** GIVEN REQUEST **
Copy out all the entries word for word.

** PROVIDED ENTRIES **
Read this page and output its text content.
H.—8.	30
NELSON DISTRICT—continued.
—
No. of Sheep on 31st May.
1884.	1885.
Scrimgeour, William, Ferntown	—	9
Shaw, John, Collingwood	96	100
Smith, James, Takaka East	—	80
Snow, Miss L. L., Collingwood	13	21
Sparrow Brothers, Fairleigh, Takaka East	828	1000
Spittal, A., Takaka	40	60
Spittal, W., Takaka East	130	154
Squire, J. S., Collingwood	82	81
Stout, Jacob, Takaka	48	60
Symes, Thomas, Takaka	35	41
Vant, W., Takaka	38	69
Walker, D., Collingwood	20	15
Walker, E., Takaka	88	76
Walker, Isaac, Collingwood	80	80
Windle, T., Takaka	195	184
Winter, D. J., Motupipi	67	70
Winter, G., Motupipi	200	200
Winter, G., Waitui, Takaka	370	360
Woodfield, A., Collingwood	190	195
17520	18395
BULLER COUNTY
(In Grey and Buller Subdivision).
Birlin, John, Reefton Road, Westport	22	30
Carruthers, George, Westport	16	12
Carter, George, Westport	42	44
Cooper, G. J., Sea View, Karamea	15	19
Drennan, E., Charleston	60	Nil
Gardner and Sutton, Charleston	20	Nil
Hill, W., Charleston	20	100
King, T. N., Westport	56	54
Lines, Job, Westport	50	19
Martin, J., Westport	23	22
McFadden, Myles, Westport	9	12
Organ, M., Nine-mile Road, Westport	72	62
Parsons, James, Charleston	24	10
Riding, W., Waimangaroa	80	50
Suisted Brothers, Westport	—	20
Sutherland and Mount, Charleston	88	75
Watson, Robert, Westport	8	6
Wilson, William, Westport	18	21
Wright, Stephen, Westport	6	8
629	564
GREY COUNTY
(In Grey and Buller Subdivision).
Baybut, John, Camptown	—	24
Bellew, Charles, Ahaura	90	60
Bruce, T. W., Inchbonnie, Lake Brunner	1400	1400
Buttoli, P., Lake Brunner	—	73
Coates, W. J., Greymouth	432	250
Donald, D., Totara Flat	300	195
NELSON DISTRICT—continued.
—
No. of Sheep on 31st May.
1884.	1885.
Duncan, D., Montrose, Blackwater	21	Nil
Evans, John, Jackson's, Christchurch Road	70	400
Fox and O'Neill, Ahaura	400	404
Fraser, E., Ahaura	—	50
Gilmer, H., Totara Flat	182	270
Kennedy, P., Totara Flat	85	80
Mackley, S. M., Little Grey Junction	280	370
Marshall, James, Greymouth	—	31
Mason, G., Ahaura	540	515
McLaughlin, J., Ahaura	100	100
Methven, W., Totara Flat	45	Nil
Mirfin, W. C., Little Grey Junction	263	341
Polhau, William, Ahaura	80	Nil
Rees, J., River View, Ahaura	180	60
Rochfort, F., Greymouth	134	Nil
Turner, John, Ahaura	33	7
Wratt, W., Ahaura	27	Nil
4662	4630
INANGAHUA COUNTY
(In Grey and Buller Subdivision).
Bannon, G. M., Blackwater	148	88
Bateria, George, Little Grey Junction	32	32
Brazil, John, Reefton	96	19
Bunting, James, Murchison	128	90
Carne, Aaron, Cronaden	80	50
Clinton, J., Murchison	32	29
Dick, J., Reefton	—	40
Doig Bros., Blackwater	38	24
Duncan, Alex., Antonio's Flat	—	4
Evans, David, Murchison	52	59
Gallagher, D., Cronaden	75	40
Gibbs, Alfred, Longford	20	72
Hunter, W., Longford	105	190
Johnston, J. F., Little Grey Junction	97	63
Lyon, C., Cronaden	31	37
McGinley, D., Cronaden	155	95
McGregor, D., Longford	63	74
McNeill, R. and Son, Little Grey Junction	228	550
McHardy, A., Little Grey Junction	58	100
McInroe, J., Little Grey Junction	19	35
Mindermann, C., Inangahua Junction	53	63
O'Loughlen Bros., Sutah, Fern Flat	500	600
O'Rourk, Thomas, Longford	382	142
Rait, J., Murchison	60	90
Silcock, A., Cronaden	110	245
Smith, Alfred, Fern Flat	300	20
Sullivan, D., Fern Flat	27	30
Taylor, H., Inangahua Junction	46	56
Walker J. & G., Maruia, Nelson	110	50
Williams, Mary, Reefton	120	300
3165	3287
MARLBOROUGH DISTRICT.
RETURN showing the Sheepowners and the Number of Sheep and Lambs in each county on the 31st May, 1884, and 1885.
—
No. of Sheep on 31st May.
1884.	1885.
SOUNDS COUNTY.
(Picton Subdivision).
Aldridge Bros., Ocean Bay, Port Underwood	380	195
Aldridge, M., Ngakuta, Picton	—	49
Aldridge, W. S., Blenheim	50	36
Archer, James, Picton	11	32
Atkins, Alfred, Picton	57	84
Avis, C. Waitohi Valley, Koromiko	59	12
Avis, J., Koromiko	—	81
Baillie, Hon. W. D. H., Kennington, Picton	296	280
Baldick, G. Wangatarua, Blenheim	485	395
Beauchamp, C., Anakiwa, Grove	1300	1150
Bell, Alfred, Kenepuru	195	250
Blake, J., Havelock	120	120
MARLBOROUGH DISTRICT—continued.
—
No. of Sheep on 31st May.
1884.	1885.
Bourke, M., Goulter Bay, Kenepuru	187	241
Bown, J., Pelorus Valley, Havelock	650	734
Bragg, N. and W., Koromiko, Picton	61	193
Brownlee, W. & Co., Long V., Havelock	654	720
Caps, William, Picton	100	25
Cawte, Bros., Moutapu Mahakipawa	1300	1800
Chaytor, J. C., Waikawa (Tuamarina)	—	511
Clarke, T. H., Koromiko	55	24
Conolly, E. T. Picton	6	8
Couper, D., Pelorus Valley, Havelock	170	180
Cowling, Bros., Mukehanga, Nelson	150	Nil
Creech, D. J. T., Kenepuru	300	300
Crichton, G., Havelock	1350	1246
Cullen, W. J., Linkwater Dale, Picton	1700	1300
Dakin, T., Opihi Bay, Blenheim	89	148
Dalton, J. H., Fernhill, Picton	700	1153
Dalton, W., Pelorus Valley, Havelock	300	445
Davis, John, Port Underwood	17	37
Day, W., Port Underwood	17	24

** REPLY **
Read this page and output its text content.
H.—8.	30
NELSON DISTRICT—continued.
—
No. of Sheep on 31st May.
1884.	1885.
Scrimgeour, William, Ferntown	—	9
Shaw, John, Collingwood	96	100
Smith, James, Takaka East	—	80
Snow, Miss L. L., Collingwood	13	21
Sparrow Brothers, Fairleigh, Takaka East	828	1000
Spittal, A., Takaka	40	60
Spittal, W., Takaka East	130	154
Squire, J. S., Collingwood	82	81
Stout, Jacob, Takaka	48	60
Symes, Thomas, Takaka	35	41
Vant, W., Takaka	38	69
Walker, D., Collingwood	20	15
Walker, E., Takaka	88	76
Walker, Isaac, Collingwood	80	80
Windle, T., Takaka	195	184
Winter, D. J., Motupipi	67	70
Winter, G., Motupipi	200	200
Winter, G., Waitui, Takaka	370	360
Woodfield, A., Collingwood	190	195
17520	18395
BULLER COUNTY
(In Grey and Buller Subdivision).
Birlin, John, Reefton Road, Westport	22	30
Carruthers, George, Westport	16	12
Carter, George, Westport	42	44
Cooper, G. J., Sea View, Karamea	15	19
Drennan, E., Charleston	60	Nil
Gardner and Sutton, Charleston	20	Nil
Hill, W., Charleston	20	100
King, T. N., Westport	56	54
Lines, Job, Westport	50	19
Martin, J., Westport	23	22
McFadden, Myles, Westport	9	12
Organ, M., Nine-mile Road, Westport	72	62
Parsons, James, Charleston	24	10
Riding, W., Waimangaroa	80	50
Suisted Brothers, Westport	—	20
Sutherland and Mount, Charleston	88	75
Watson, Robert, Westport	8	6
Wilson, William, Westport	18	21
Wright, Stephen, Westport	6	8
629	564
GREY COUNTY
(In Grey and Buller Subdivision).
Baybut, John, Camptown	—	24
Bellew, Charles, Ahaura	90	60
Bruce, T. W., Inchbonnie, Lake Brunner	1400	1400
Buttoli, P., Lake Brunner	—	73
Coates, W. J., Greymouth	432	250
Donald, D., Totara Flat	300	195
NELSON DISTRICT—continued.
—
No. of Sheep on 31st May.
1884.	1885.
Duncan, D., Montrose, Blackwater	21	Nil
Evans, John, Jackson's, Christchurch Road	70	400
Fox and O'Neill, Ahaura	400	404
Fraser, E., Ahaura	—	50
Gilmer, H., Totara Flat	182	270
Kennedy, P., Totara Flat	85	80
Mackley, S. M., Little Grey Junction	280	370
Marshall, James, Greymouth	—	31
Mason, G., Ahaura	540	515
McLaughlin, J., Ahaura	100	100
Methven, W., Totara Flat	45	Nil
Mirfin, W. C., Little Grey Junction	263	341
Polhau, William, Ahaura	80	Nil
Rees, J., River View, Ahaura	180	60
Rochfort, F., Greymouth	134	Nil
Turner, John, Ahaura	33	7
Wratt, W., Ahaura	27	Nil
4662	4630
INANGAHUA COUNTY
(In Grey and Buller Subdivision).
Bannon, G. M., Blackwater	148	88
Bateria, George, Little Grey Junction	32	32
Brazil, John, Reefton	96	19
Bunting, James, Murchison	128	90
Carne, Aaron, Cronaden	80	50
Clinton, J., Murchison	32	29
Dick, J., Reefton	—	40
Doig Bros., Blackwater	38	24
Duncan, Alex., Antonio's Flat	—	4
Evans, David, Murchison	52	59
Gallagher, D., Cronaden	75	40
Gibbs, Alfred, Longford	20	72
Hunter, W., Longford	105	190
Johnston, J. F., Little Grey Junction	97	63
Lyon, C., Cronaden	31	37
McGinley, D., Cronaden	155	95
McGregor, D., Longford	63	74
McNeill, R. and Son, Little Grey Junction	228	550
McHardy, A., Little Grey Junction	58	100
McInroe, J., Little Grey Junction	19	35
Mindermann, C., Inangahua Junction	53	63
O'Loughlen Bros., Sutah, Fern Flat	500	600
O'Rourk, Thomas, Longford	382	142
Rait, J., Murchison	60	90
Silcock, A., Cronaden	110	245
Smith, Alfred, Fern Flat	300	20
Sullivan, D., Fern Flat	27	30
Taylor, H., Inangahua Junction	46	56
Walker J. & G., Maruia, Nelson	110	50
Williams, Mary, Reefton	120	300
3165	3287
MARLBOROUGH DISTRICT.
RETURN showing the Sheepowners and the Number of Sheep and Lambs in each county on the 31st May, 1884, and 1885.
—
No. of Sheep on 31st May.
1884.	1885.
SOUNDS COUNTY.
(Picton Subdivision).
Aldridge Bros., Ocean Bay, Port Underwood	380	195
Aldridge, M., Ngakuta, Picton	—	49
Aldridge, W. S., Blenheim	50	36
Archer, James, Picton	11	32
Atkins, Alfred, Picton	57	84
Avis, C. Waitohi Valley, Koromiko	59	12
Avis, J., Koromiko	—	81
Baillie, Hon. W. D. H., Kennington, Picton	296	280
Baldick, G. Wangatarua, Blenheim	485	395
Beauchamp, C., Anakiwa, Grove	1300	1150
Bell, Alfred, Kenepuru	195	250
Blake, J., Havelock	120	120
MARLBOROUGH DISTRICT—continued.
—
No. of Sheep on 31st May.
1884.	1885.
Bourke, M., Goulter Bay, Kenepuru	187	241
Bown, J., Pelorus Valley, Havelock	650	734
Bragg, N. and W., Koromiko, Picton	61	193
Brownlee, W. & Co., Long V., Havelock	654	720
Caps, William, Picton	100	25
Cawte, Bros., Moutapu Mahakipawa	1300	1800
Chaytor, J. C., Waikawa (Tuamarina)	—	511
Clarke, T. H., Koromiko	55	24
Conolly, E. T. Picton	6	8
Couper, D., Pelorus Valley, Havelock	170	180
Cowling, Bros., Mukehanga, Nelson	150	Nil
Creech, D. J. T., Kenepuru	300	300
Crichton, G., Havelock	1350	1246
Cullen, W. J., Linkwater Dale, Picton	1700	1300
Dakin, T., Opihi Bay, Blenheim	89	148
Dalton, J. H., Fernhill, Picton	700	1153
Dalton, W., Pelorus Valley, Havelock	300	445
Davis, John, Port Underwood	17	37
Day, W., Port Underwood	17	24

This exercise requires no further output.